Find how many lines of the listing include the string "медицинских", and report only that figure.

[start of TASK DATA]

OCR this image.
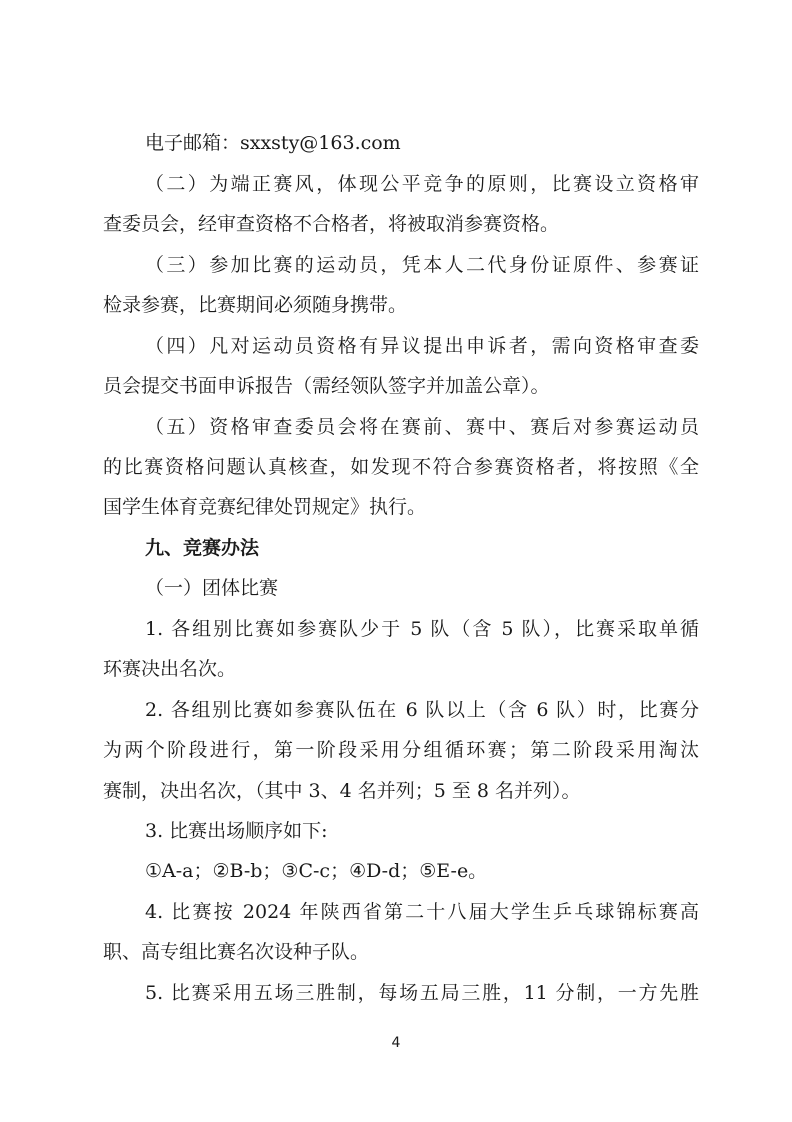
电子邮箱：sxxsty@163.com
（二）为端正赛风，体现公平竞争的原则，比赛设立资格审
查委员会，经审查资格不合格者，将被取消参赛资格。
（三）参加比赛的运动员，凭本人二代身份证原件、参赛证
检录参赛，比赛期间必须随身携带。
（四）凡对运动员资格有异议提出申诉者，需向资格审查委
员会提交书面申诉报告（需经领队签字并加盖公章）。
（五）资格审查委员会将在赛前、赛中、赛后对参赛运动员
的比赛资格问题认真核查，如发现不符合参赛资格者，将按照《全
国学生体育竞赛纪律处罚规定》执行。
九、竞赛办法
（一）团体比赛
1. 各组别比赛如参赛队少于 5 队（含 5 队），比赛采取单循
环赛决出名次。
2. 各组别比赛如参赛队伍在 6 队以上（含 6 队）时，比赛分
为两个阶段进行，第一阶段采用分组循环赛；第二阶段采用淘汰
赛制，决出名次，（其中 3、4 名并列；5 至 8 名并列）。
3. 比赛出场顺序如下:
①A-a；②B-b；③C-c；④D-d；⑤E-e。
4. 比赛按 2024 年陕西省第二十八届大学生乒乓球锦标赛高
职、高专组比赛名次设种子队。
5. 比赛采用五场三胜制，每场五局三胜，11 分制，一方先胜
4
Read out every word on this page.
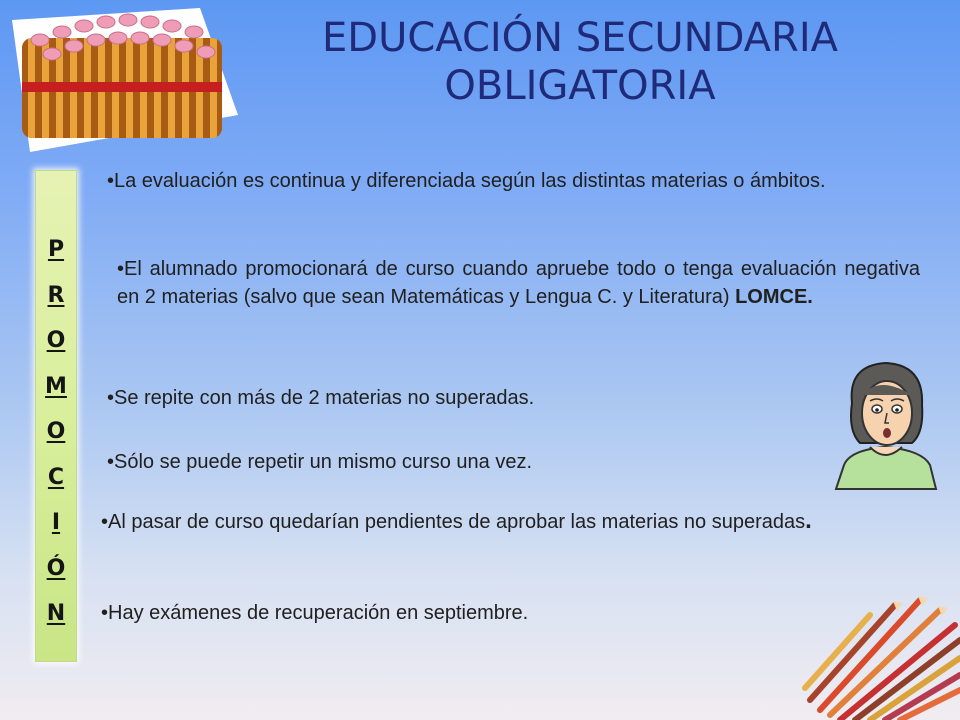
EDUCACIÓN SECUNDARIA
OBLIGATORIA
P
R
O
M
O
C
I
Ó
N
•La evaluación es continua y diferenciada según las distintas materias o ámbitos.
•El alumnado promocionará de curso cuando apruebe todo o tenga evaluación negativa en 2 materias (salvo que sean Matemáticas y Lengua C. y Literatura) LOMCE.
•Se repite con más de 2 materias no superadas.
•Sólo se puede repetir un mismo curso una vez.
•Al pasar de curso quedarían pendientes de aprobar las materias no superadas.
•Hay exámenes de recuperación en septiembre.
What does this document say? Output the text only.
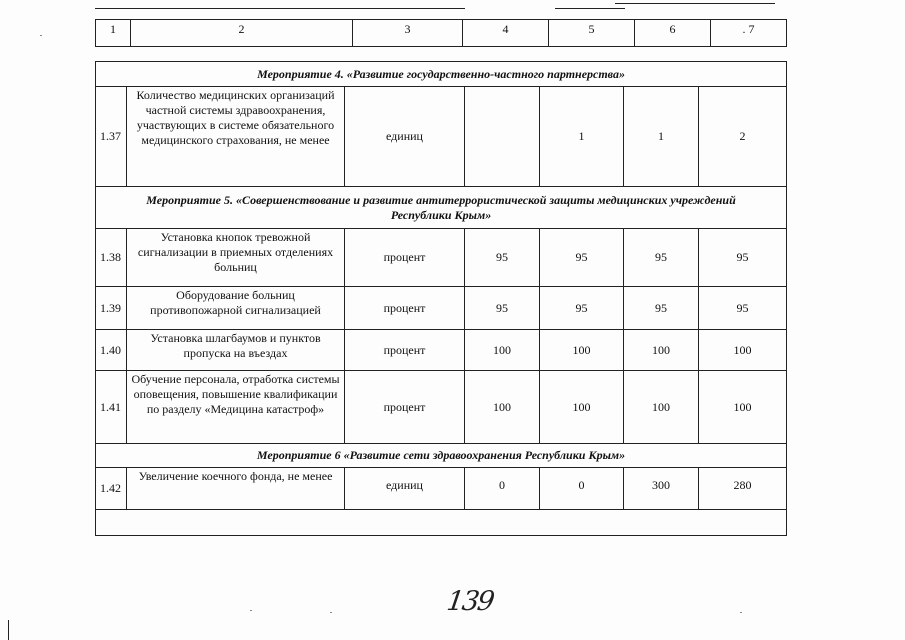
1	2	3	4	5	6	. 7
Мероприятие 4. «Развитие государственно-частного партнерства»						
1.37	Количество медицинских организаций частной системы здравоохранения, участвующих в системе обязательного медицинского страхования, не менее	единиц		1	1	2
Мероприятие 5. «Совершенствование и развитие антитеррористической защиты медицинских учреждений Республики Крым»						
1.38	Установка кнопок тревожной сигнализации в приемных отделениях больниц	процент	95	95	95	95
1.39	Оборудование больниц противопожарной сигнализацией	процент	95	95	95	95
1.40	Установка шлагбаумов и пунктов пропуска на въездах	процент	100	100	100	100
1.41	Обучение персонала, отработка системы оповещения, повышение квалификации по разделу «Медицина катастроф»	процент	100	100	100	100
Мероприятие 6 «Развитие сети здравоохранения Республики Крым»						
1.42	Увеличение коечного фонда, не менее	единиц	0	0	300	280

139
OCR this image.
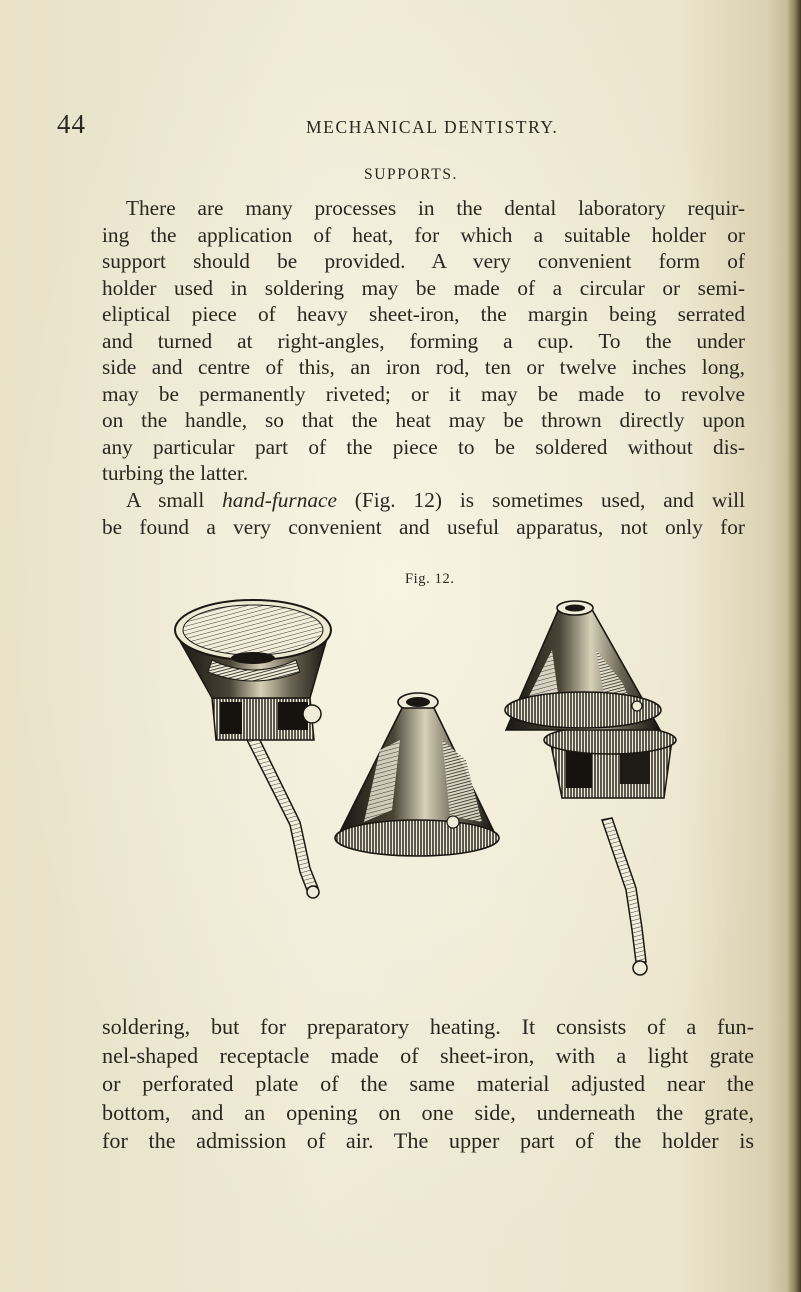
44	MECHANICAL DENTISTRY.
SUPPORTS.

There are many processes in the dental laboratory requir-
ing the application of heat, for which a suitable holder or
support should be provided. A very convenient form of
holder used in soldering may be made of a circular or semi-
eliptical piece of heavy sheet-iron, the margin being serrated
and turned at right-angles, forming a cup. To the under
side and centre of this, an iron rod, ten or twelve inches long,
may be permanently riveted; or it may be made to revolve
on the handle, so that the heat may be thrown directly upon
any particular part of the piece to be soldered without dis-
turbing the latter.

A small hand-furnace (Fig. 12) is sometimes used, and will
be found a very convenient and useful apparatus, not only for

Fig. 12.

soldering, but for preparatory heating. It consists of a fun-
nel-shaped receptacle made of sheet-iron, with a light grate
or perforated plate of the same material adjusted near the
bottom, and an opening on one side, underneath the grate,
for the admission of air. The upper part of the holder is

[end of TASK DATA]

## SOLUTION:
2